GOAL | Read the listing below and copy out every line that holds "Oncostatin".
===== DATA TO USE =====
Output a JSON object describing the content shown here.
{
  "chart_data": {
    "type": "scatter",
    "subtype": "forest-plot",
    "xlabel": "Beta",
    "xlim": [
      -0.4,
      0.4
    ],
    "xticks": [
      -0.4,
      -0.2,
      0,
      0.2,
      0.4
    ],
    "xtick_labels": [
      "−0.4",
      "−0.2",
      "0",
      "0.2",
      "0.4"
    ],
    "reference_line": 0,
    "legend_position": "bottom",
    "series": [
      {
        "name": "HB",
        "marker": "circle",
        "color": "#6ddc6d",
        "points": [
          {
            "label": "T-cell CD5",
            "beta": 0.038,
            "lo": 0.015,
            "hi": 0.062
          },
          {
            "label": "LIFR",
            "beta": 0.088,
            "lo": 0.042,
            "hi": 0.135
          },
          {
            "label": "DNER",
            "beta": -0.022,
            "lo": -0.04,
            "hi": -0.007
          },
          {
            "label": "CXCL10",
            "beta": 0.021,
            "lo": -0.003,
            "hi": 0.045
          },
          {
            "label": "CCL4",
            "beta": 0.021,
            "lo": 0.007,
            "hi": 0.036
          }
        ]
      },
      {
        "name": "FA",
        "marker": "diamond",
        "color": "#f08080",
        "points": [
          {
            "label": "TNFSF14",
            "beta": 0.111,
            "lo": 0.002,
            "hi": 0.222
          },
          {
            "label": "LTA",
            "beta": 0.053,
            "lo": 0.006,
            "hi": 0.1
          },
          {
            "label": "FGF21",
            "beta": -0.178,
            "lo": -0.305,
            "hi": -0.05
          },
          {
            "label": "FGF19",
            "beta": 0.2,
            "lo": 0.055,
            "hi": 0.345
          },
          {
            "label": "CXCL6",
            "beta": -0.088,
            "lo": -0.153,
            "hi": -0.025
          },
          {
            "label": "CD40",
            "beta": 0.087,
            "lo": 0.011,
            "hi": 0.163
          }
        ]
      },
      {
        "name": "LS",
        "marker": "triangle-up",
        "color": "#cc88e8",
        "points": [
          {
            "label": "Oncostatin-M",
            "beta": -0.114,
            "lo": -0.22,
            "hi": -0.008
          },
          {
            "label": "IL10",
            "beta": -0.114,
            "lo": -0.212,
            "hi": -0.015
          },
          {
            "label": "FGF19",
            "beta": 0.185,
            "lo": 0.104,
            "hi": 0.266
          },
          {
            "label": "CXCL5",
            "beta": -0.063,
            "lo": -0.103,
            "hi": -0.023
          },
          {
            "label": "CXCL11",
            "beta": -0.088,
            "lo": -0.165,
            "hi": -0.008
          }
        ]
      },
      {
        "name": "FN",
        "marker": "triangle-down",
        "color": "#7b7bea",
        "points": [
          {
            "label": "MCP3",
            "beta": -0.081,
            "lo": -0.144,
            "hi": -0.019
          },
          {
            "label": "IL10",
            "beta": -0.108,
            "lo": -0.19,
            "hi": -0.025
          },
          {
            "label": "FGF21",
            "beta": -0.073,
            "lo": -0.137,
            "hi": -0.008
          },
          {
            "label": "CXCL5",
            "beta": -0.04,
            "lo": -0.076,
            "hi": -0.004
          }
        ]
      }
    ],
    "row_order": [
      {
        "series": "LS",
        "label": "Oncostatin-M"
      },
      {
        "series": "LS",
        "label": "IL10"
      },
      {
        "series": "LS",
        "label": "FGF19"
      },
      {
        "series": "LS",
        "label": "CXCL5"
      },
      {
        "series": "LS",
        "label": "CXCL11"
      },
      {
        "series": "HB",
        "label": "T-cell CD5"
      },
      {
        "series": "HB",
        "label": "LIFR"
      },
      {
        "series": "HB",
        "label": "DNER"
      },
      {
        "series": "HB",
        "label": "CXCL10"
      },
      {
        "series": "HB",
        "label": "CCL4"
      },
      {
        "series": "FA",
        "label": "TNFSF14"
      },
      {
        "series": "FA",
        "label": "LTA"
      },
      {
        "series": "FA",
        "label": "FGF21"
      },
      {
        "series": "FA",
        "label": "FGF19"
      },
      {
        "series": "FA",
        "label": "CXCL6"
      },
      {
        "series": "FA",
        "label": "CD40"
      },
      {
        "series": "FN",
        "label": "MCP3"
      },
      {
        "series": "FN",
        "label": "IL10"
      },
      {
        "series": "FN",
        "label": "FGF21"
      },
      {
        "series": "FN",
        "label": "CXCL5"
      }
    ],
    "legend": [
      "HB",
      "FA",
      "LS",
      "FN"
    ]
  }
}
=====
COMPLETED EXERCISE |
            "label": "Oncostatin-M",
        "label": "Oncostatin-M"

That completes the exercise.